TASKS TO COMPLETE -
a - According to the airflow-watcher package metadata, what is the minimum Python version required?
b - Extend the airflow-watcher package metadata from where it stops.

EXCERPTED PASSAGE -
━━━━━━━━━━

Metadata-Version: 2.4
Name: airflow-watcher
Version: 0.1.1
Summary: Airflow UI Plugin for monitoring DAG failures and SLA misses
Author-email: Ramanujam Solaimalai <ramanujam.solaimalai@gmail.com>
Maintainer-email: Ramanujam Solaimalai <ramanujam.solaimalai@gmail.com>
License: Apache-2.0
Project-URL: Homepage, https://github.com/ram07eng/airflow-watcher
Project-URL: Bug Tracker, https://github.com/ram07eng/airflow-watcher/issues
Project-URL: Documentation, https://github.com/ram07eng/airflow-watcher#readme
Classifier: Development Status :: 3 - Alpha
Classifier: Intended Audience :: Developers
Classifier: Intended Audience :: System Administrators
Classifier: Programming Language :: Python :: 3
Classifier: Programming Language :: Python :: 3.10
Classifier: Programming Language :: Python :: 3.11
Classifier: Programming Language :: Python :: 3.12
Classifier: Framework :: Apache Airflow
Classifier: Topic :: System :: Monitoring
Requires-Python: >=3.10
Description-Content-Type: text/markdown
License-File: LICENSE
Requires-Dist: apache-airflow<3.0,>=2.7.0
Requires-Dist: flask>=2.0.0
Requires-Dist: requests>=2.28.0
Requires-Dist: slack-sdk>=3.19.0
Provides-Extra: dev
Requires-Dist: pytest>=7.0.0; extra == "dev"
Requires-Dist: pytest-cov>=4.0.0; extra == "dev"
Requires-Dist: pytest-mock>=3.10.0; extra == "dev"
Requires-Dist: ruff>=0.1.0; extra == "dev"

━━━━━━━━━━

Dataset rows -
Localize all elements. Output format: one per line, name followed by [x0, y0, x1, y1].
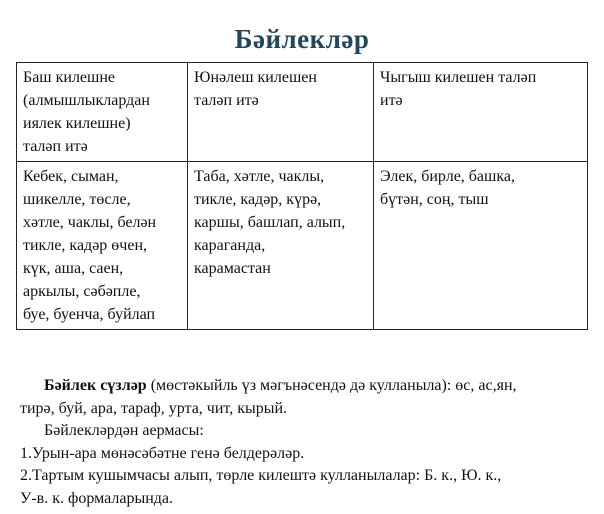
- notes-section: [20, 375, 596, 510]
- cell-line: аркылы, сәбәпле,: [23, 283, 141, 300]
- body-cell-dative: [188, 162, 374, 330]
- cell-line: карамастан: [194, 260, 271, 277]
- table-header-row: [17, 63, 588, 162]
- difference-item-2: 2.Тартым кушымчасы алып, төрле килештә кулланылалар: Б. к., Ю. к.,: [20, 467, 502, 484]
- header-cell-dative: [188, 63, 374, 162]
- cell-line: караганда,: [194, 237, 266, 254]
- header-line: таләп итә: [23, 138, 88, 155]
- body-cell-ablative: [374, 162, 588, 330]
- cell-line: Таба, хәтле, чаклы,: [194, 168, 325, 185]
- cell-line: күк, аша, саен,: [23, 260, 124, 277]
- cell-line: шикелле, төсле,: [23, 191, 131, 208]
- difference-item-1: 1.Урын-ара мөнәсәбәтне генә белдерәләр.: [20, 444, 305, 462]
- header-line: таләп итә: [194, 92, 259, 109]
- definition-text: (мөстәкыйль үз мәгънәсендә дә кулланыла): өс, ас,ян,: [146, 377, 517, 394]
- header-cell-ablative: [374, 63, 588, 162]
- header-cell-nominative: [17, 63, 188, 162]
- header-line: итә: [380, 92, 403, 109]
- cell-line: хәтле, чаклы, белән: [23, 214, 157, 231]
- cell-line: тикле, кадәр өчен,: [23, 237, 147, 254]
- header-line: Юнәлеш килешен: [194, 69, 317, 86]
- cell-line: бүтән, соң, тыш: [380, 191, 489, 208]
- cell-line: Элек, бирле, башка,: [380, 168, 515, 185]
- difference-item-2-continuation: У-в. к. формаларында.: [20, 489, 174, 507]
- cell-line: каршы, башлап, алып,: [194, 214, 346, 231]
- header-line: Чыгыш килешен таләп: [380, 69, 537, 86]
- postpositions-table: [16, 62, 588, 330]
- table-row: [17, 162, 588, 330]
- body-cell-nominative: [17, 162, 188, 330]
- cell-line: тикле, кадәр, күрә,: [194, 191, 322, 208]
- cell-line: Кебек, сыман,: [23, 168, 119, 185]
- header-line: (алмышлыклардан: [23, 92, 150, 109]
- definition-continuation: тирә, буй, ара, тараф, урта, чит, кырый.: [20, 399, 288, 417]
- difference-heading: Бәйлекләрдән аермасы:: [44, 422, 204, 439]
- definition-term: Бәйлек сүзләр: [44, 377, 147, 394]
- definition-paragraph: [20, 375, 596, 398]
- header-line: иялек килешне): [23, 115, 131, 132]
- page-title: Бәйлекләр: [234, 24, 370, 54]
- cell-line: буе, буенча, буйлап: [23, 306, 156, 323]
- header-line: Баш килешне: [23, 69, 116, 86]
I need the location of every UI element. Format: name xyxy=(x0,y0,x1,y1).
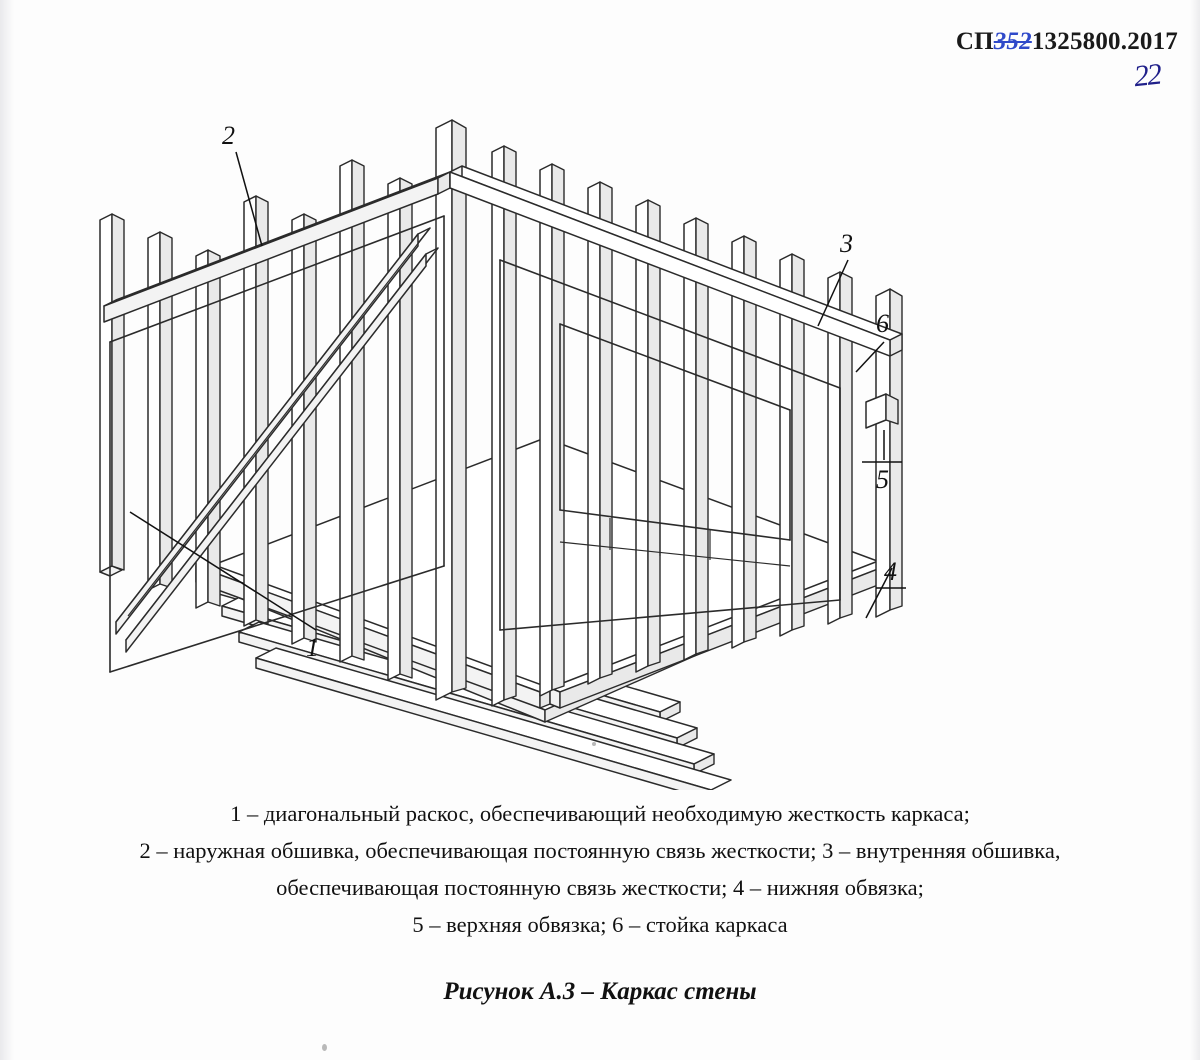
callout-label-4: 4 xyxy=(884,557,897,586)
callout-label-6: 6 xyxy=(876,309,889,338)
document-header xyxy=(956,28,1178,92)
callout-label-1: 1 xyxy=(306,633,319,662)
scan-speck xyxy=(322,1044,327,1051)
document-code xyxy=(956,28,1178,56)
doc-code-struck-number: 352 xyxy=(993,28,1032,55)
doc-code-suffix: 1325800.2017 xyxy=(1031,28,1178,55)
callout-label-2: 2 xyxy=(222,121,235,150)
scan-speck xyxy=(592,742,596,746)
legend-line-1: 1 – диагональный раскос, обеспечивающий необходимую жесткость каркаса; xyxy=(230,801,970,826)
callout-label-5: 5 xyxy=(876,465,889,494)
wall-frame-drawing xyxy=(0,110,1200,790)
doc-code-prefix: СП xyxy=(955,28,994,55)
legend-line-2: 2 – наружная обшивка, обеспечивающая постоянную связь жесткости; 3 – внутренняя обшивка, xyxy=(139,838,1061,864)
legend-line-3: обеспечивающая постоянную связь жесткости; 4 – нижняя обвязка; xyxy=(276,875,924,901)
callout-label-3: 3 xyxy=(840,229,853,258)
figure-legend xyxy=(0,795,1200,944)
legend-line-4: 5 – верхняя обвязка; 6 – стойка каркаса xyxy=(412,912,788,938)
handwritten-page-number: 22 xyxy=(1132,57,1162,94)
figure-caption: Рисунок А.3 – Каркас стены xyxy=(443,978,757,1005)
figure-wall-frame xyxy=(0,110,1200,790)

━━━━━━━━━━

RESPONSES PER TASK -
a - Python 3.10

b -
Requires-Dist: mypy>=1.0.0; extra == "dev"
Provides-Extra: pagerduty
Requires-Dist: requests>=2.28.0; extra == "pagerduty"
Provides-Extra: statsd
Provides-Extra: prometheus
Requires-Dist: prometheus-client>=0.15.0; extra == "prometheus"
Provides-Extra: alerting
Requires-Dist: requests>=2.28.0; extra == "alerting"
Requires-Dist: slack-sdk>=3.19.0; extra == "alerting"
Provides-Extra: all
Requires-Dist: requests>=2.28.0; extra == "all"
Requires-Dist: slack-sdk>=3.19.0; extra == "all"
Requires-Dist: prometheus-client>=0.15.0; extra == "all"
Dynamic: license-file

# Airflow Watcher 👁️

An Airflow UI plugin for monitoring DAG failures and SLA misses/delays.

## Demo

![Airflow Watcher Demo](https://raw.githubusercontent.com/ram07eng/airflow-watcher/main/docs/demo.gif)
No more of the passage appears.